RECORDS SHOWN start

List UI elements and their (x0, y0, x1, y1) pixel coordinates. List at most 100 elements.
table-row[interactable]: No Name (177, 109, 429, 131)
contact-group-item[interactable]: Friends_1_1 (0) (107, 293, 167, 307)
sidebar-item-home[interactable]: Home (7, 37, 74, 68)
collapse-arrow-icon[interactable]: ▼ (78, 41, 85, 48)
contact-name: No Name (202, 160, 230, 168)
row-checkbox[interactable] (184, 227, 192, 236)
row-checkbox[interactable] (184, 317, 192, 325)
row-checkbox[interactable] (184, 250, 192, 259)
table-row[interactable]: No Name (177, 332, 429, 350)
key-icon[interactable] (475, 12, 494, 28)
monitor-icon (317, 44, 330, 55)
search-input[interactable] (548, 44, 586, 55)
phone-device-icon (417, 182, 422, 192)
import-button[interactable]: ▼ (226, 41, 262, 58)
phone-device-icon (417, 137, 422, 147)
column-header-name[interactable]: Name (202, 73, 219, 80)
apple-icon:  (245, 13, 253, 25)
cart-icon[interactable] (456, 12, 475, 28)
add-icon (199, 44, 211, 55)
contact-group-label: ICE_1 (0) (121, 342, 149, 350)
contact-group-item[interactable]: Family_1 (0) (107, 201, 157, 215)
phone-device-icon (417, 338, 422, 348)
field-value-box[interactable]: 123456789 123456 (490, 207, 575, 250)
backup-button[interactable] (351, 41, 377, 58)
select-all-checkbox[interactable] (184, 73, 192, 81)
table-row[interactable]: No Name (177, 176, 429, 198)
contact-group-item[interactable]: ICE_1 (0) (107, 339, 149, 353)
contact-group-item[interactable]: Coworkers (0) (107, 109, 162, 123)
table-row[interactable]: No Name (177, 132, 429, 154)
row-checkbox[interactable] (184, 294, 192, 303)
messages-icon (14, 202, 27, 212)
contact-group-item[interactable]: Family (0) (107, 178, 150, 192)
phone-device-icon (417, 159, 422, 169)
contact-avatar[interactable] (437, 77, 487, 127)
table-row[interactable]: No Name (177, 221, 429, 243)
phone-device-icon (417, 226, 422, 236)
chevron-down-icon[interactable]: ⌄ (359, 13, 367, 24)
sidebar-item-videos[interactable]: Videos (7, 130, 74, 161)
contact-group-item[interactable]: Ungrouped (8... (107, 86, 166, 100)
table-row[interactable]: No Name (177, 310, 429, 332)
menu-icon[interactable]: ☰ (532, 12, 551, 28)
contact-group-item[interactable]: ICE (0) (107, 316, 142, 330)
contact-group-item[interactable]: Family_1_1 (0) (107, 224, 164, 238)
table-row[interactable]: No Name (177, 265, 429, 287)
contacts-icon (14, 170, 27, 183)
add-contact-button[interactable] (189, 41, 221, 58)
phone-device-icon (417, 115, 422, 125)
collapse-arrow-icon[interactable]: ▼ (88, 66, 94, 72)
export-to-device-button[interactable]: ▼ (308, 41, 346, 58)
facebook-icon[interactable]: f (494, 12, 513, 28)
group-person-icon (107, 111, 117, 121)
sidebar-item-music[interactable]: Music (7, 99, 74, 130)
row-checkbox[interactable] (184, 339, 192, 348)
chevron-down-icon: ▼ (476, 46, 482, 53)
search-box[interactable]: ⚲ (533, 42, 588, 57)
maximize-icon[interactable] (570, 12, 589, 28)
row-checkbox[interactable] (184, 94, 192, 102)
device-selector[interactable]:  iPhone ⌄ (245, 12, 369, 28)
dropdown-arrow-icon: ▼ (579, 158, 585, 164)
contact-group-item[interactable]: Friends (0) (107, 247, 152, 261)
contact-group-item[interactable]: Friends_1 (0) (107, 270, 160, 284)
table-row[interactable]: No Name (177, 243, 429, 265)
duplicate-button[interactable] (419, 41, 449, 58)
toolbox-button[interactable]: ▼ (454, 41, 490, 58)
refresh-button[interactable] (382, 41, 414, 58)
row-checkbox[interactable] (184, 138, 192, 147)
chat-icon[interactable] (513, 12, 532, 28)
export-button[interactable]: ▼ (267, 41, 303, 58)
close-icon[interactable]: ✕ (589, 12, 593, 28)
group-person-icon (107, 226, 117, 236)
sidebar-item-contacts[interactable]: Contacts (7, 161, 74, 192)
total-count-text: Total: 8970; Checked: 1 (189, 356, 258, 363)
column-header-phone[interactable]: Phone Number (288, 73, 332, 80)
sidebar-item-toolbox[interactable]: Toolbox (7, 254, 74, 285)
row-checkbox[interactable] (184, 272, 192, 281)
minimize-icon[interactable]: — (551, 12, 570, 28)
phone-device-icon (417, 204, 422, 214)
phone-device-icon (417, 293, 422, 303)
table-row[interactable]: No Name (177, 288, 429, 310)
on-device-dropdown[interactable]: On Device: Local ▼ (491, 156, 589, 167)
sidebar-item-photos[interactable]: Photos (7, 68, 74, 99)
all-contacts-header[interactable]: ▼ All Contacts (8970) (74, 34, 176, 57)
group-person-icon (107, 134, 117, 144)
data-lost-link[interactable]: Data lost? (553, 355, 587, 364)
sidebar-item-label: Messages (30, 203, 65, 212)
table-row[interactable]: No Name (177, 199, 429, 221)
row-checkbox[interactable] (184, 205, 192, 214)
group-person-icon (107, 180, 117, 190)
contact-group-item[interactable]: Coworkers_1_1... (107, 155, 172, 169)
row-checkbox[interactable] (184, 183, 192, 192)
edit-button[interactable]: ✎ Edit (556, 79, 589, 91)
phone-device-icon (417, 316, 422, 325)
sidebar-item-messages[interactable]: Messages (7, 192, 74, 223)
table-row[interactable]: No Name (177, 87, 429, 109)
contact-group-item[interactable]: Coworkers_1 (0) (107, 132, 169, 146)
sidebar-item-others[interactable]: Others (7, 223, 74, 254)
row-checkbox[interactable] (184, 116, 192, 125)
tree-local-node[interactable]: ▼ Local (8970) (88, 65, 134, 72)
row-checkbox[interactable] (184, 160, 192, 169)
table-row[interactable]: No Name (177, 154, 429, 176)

RECORDS SHOWN end

Return the entries word for word, starting at the very first line and ending at the line that contains "phone-device-icon (417, 226, 422, 236)", with both of those lines included.

List UI elements and their (x0, y0, x1, y1) pixel coordinates. List at most 100 elements.
table-row[interactable]: No Name (177, 109, 429, 131)
contact-group-item[interactable]: Friends_1_1 (0) (107, 293, 167, 307)
sidebar-item-home[interactable]: Home (7, 37, 74, 68)
collapse-arrow-icon[interactable]: ▼ (78, 41, 85, 48)
contact-name: No Name (202, 160, 230, 168)
row-checkbox[interactable] (184, 227, 192, 236)
row-checkbox[interactable] (184, 317, 192, 325)
row-checkbox[interactable] (184, 250, 192, 259)
table-row[interactable]: No Name (177, 332, 429, 350)
key-icon[interactable] (475, 12, 494, 28)
monitor-icon (317, 44, 330, 55)
search-input[interactable] (548, 44, 586, 55)
phone-device-icon (417, 182, 422, 192)
import-button[interactable]: ▼ (226, 41, 262, 58)
phone-device-icon (417, 137, 422, 147)
column-header-name[interactable]: Name (202, 73, 219, 80)
apple-icon:  (245, 13, 253, 25)
cart-icon[interactable] (456, 12, 475, 28)
add-icon (199, 44, 211, 55)
contact-group-label: ICE_1 (0) (121, 342, 149, 350)
contact-group-item[interactable]: Family_1 (0) (107, 201, 157, 215)
phone-device-icon (417, 338, 422, 348)
field-value-box[interactable]: 123456789 123456 (490, 207, 575, 250)
backup-button[interactable] (351, 41, 377, 58)
select-all-checkbox[interactable] (184, 73, 192, 81)
table-row[interactable]: No Name (177, 176, 429, 198)
contact-group-item[interactable]: ICE_1 (0) (107, 339, 149, 353)
contact-group-item[interactable]: Coworkers (0) (107, 109, 162, 123)
table-row[interactable]: No Name (177, 132, 429, 154)
row-checkbox[interactable] (184, 294, 192, 303)
messages-icon (14, 202, 27, 212)
contact-group-item[interactable]: Family (0) (107, 178, 150, 192)
phone-device-icon (417, 159, 422, 169)
contact-avatar[interactable] (437, 77, 487, 127)
table-row[interactable]: No Name (177, 221, 429, 243)
phone-device-icon (417, 226, 422, 236)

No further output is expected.